# Record list:
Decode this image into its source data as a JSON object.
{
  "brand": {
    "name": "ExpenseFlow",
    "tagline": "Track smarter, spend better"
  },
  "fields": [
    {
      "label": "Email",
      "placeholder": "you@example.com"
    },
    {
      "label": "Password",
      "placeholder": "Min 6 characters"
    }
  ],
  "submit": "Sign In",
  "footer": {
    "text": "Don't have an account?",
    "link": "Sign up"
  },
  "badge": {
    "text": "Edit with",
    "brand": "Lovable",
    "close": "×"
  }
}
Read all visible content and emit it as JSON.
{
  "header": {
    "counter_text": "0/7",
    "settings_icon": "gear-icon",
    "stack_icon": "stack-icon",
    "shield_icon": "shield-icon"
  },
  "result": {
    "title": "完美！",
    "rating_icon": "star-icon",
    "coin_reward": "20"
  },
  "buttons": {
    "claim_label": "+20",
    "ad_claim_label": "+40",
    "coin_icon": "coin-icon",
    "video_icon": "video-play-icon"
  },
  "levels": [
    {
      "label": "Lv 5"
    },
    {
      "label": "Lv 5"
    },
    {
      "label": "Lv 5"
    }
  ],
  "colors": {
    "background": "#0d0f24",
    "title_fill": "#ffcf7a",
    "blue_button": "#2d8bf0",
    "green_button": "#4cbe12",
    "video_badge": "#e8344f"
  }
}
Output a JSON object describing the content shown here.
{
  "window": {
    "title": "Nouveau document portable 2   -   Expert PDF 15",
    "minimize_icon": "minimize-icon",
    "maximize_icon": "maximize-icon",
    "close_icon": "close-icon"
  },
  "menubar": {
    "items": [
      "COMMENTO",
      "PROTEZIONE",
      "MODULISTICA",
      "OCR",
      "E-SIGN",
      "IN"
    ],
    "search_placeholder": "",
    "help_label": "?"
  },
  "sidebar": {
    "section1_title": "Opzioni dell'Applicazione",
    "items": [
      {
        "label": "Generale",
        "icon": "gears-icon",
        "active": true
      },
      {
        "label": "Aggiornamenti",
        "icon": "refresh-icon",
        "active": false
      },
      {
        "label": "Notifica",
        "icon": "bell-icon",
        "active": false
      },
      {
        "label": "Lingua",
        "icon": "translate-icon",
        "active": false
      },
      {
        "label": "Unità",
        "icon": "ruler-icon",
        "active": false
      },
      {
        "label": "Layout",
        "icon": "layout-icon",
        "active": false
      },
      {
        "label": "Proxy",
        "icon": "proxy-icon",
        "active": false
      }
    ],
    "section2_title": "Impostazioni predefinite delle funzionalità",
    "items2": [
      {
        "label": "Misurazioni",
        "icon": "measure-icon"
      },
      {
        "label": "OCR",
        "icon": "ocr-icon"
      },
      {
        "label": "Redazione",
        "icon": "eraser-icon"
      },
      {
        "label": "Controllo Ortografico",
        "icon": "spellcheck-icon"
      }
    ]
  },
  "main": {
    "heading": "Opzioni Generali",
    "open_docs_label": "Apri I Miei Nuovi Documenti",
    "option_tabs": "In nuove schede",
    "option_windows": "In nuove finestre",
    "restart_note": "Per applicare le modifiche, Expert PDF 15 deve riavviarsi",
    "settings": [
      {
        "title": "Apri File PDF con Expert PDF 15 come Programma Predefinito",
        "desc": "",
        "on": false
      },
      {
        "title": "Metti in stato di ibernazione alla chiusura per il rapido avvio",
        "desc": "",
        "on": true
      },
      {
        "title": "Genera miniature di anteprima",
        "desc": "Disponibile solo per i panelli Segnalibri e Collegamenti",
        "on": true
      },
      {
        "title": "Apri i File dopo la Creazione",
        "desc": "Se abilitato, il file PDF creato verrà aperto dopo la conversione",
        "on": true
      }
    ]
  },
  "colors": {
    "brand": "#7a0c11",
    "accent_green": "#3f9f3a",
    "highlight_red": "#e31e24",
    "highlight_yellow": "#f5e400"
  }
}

# Given exercise:
Exactly as shown, repeat every record.

# Task result:
Decode this image into its source data as a JSON object.
{
  "brand": {
    "name": "ExpenseFlow",
    "tagline": "Track smarter, spend better"
  },
  "fields": [
    {
      "label": "Email",
      "placeholder": "you@example.com"
    },
    {
      "label": "Password",
      "placeholder": "Min 6 characters"
    }
  ],
  "submit": "Sign In",
  "footer": {
    "text": "Don't have an account?",
    "link": "Sign up"
  },
  "badge": {
    "text": "Edit with",
    "brand": "Lovable",
    "close": "×"
  }
}
Read all visible content and emit it as JSON.
{
  "header": {
    "counter_text": "0/7",
    "settings_icon": "gear-icon",
    "stack_icon": "stack-icon",
    "shield_icon": "shield-icon"
  },
  "result": {
    "title": "完美！",
    "rating_icon": "star-icon",
    "coin_reward": "20"
  },
  "buttons": {
    "claim_label": "+20",
    "ad_claim_label": "+40",
    "coin_icon": "coin-icon",
    "video_icon": "video-play-icon"
  },
  "levels": [
    {
      "label": "Lv 5"
    },
    {
      "label": "Lv 5"
    },
    {
      "label": "Lv 5"
    }
  ],
  "colors": {
    "background": "#0d0f24",
    "title_fill": "#ffcf7a",
    "blue_button": "#2d8bf0",
    "green_button": "#4cbe12",
    "video_badge": "#e8344f"
  }
}
Output a JSON object describing the content shown here.
{
  "window": {
    "title": "Nouveau document portable 2   -   Expert PDF 15",
    "minimize_icon": "minimize-icon",
    "maximize_icon": "maximize-icon",
    "close_icon": "close-icon"
  },
  "menubar": {
    "items": [
      "COMMENTO",
      "PROTEZIONE",
      "MODULISTICA",
      "OCR",
      "E-SIGN",
      "IN"
    ],
    "search_placeholder": "",
    "help_label": "?"
  },
  "sidebar": {
    "section1_title": "Opzioni dell'Applicazione",
    "items": [
      {
        "label": "Generale",
        "icon": "gears-icon",
        "active": true
      },
      {
        "label": "Aggiornamenti",
        "icon": "refresh-icon",
        "active": false
      },
      {
        "label": "Notifica",
        "icon": "bell-icon",
        "active": false
      },
      {
        "label": "Lingua",
        "icon": "translate-icon",
        "active": false
      },
      {
        "label": "Unità",
        "icon": "ruler-icon",
        "active": false
      },
      {
        "label": "Layout",
        "icon": "layout-icon",
        "active": false
      },
      {
        "label": "Proxy",
        "icon": "proxy-icon",
        "active": false
      }
    ],
    "section2_title": "Impostazioni predefinite delle funzionalità",
    "items2": [
      {
        "label": "Misurazioni",
        "icon": "measure-icon"
      },
      {
        "label": "OCR",
        "icon": "ocr-icon"
      },
      {
        "label": "Redazione",
        "icon": "eraser-icon"
      },
      {
        "label": "Controllo Ortografico",
        "icon": "spellcheck-icon"
      }
    ]
  },
  "main": {
    "heading": "Opzioni Generali",
    "open_docs_label": "Apri I Miei Nuovi Documenti",
    "option_tabs": "In nuove schede",
    "option_windows": "In nuove finestre",
    "restart_note": "Per applicare le modifiche, Expert PDF 15 deve riavviarsi",
    "settings": [
      {
        "title": "Apri File PDF con Expert PDF 15 come Programma Predefinito",
        "desc": "",
        "on": false
      },
      {
        "title": "Metti in stato di ibernazione alla chiusura per il rapido avvio",
        "desc": "",
        "on": true
      },
      {
        "title": "Genera miniature di anteprima",
        "desc": "Disponibile solo per i panelli Segnalibri e Collegamenti",
        "on": true
      },
      {
        "title": "Apri i File dopo la Creazione",
        "desc": "Se abilitato, il file PDF creato verrà aperto dopo la conversione",
        "on": true
      }
    ]
  },
  "colors": {
    "brand": "#7a0c11",
    "accent_green": "#3f9f3a",
    "highlight_red": "#e31e24",
    "highlight_yellow": "#f5e400"
  }
}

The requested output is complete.